*TASK DATA*
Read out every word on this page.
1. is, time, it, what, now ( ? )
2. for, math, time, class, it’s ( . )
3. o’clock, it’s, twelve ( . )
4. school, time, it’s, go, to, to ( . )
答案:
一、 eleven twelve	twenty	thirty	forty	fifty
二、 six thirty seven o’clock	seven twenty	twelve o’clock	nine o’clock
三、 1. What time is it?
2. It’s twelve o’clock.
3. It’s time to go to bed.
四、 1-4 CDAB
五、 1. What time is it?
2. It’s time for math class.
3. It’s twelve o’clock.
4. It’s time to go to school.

--

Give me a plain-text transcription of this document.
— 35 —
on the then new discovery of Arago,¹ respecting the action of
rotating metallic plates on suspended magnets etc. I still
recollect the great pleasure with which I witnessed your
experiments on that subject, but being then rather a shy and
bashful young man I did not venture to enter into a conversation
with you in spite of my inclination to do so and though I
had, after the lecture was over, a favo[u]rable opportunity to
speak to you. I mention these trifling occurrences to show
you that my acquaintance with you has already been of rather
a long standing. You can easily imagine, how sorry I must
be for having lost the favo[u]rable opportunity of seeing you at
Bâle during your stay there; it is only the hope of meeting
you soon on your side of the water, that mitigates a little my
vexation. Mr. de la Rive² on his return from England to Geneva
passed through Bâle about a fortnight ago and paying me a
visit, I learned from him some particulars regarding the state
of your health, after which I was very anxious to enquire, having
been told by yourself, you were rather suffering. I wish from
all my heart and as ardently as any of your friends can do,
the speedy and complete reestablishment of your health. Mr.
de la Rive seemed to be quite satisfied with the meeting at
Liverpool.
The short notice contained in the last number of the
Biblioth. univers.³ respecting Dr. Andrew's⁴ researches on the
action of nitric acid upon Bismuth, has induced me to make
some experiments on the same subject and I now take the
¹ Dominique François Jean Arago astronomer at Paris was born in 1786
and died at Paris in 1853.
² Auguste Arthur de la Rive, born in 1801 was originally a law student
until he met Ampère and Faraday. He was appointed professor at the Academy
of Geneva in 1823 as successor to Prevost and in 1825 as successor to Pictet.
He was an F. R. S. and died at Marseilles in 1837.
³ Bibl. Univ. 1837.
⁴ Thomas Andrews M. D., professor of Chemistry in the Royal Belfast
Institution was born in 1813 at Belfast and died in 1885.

*PROBLEM DETAILS*
Return every line of the preceding records in which the word "that" appears.

*OUTPUT FOR THIS TASK*
experiments on that subject, but being then rather a shy and
you that my acquaintance with you has already been of rather
you soon on your side of the water, that mitigates a little my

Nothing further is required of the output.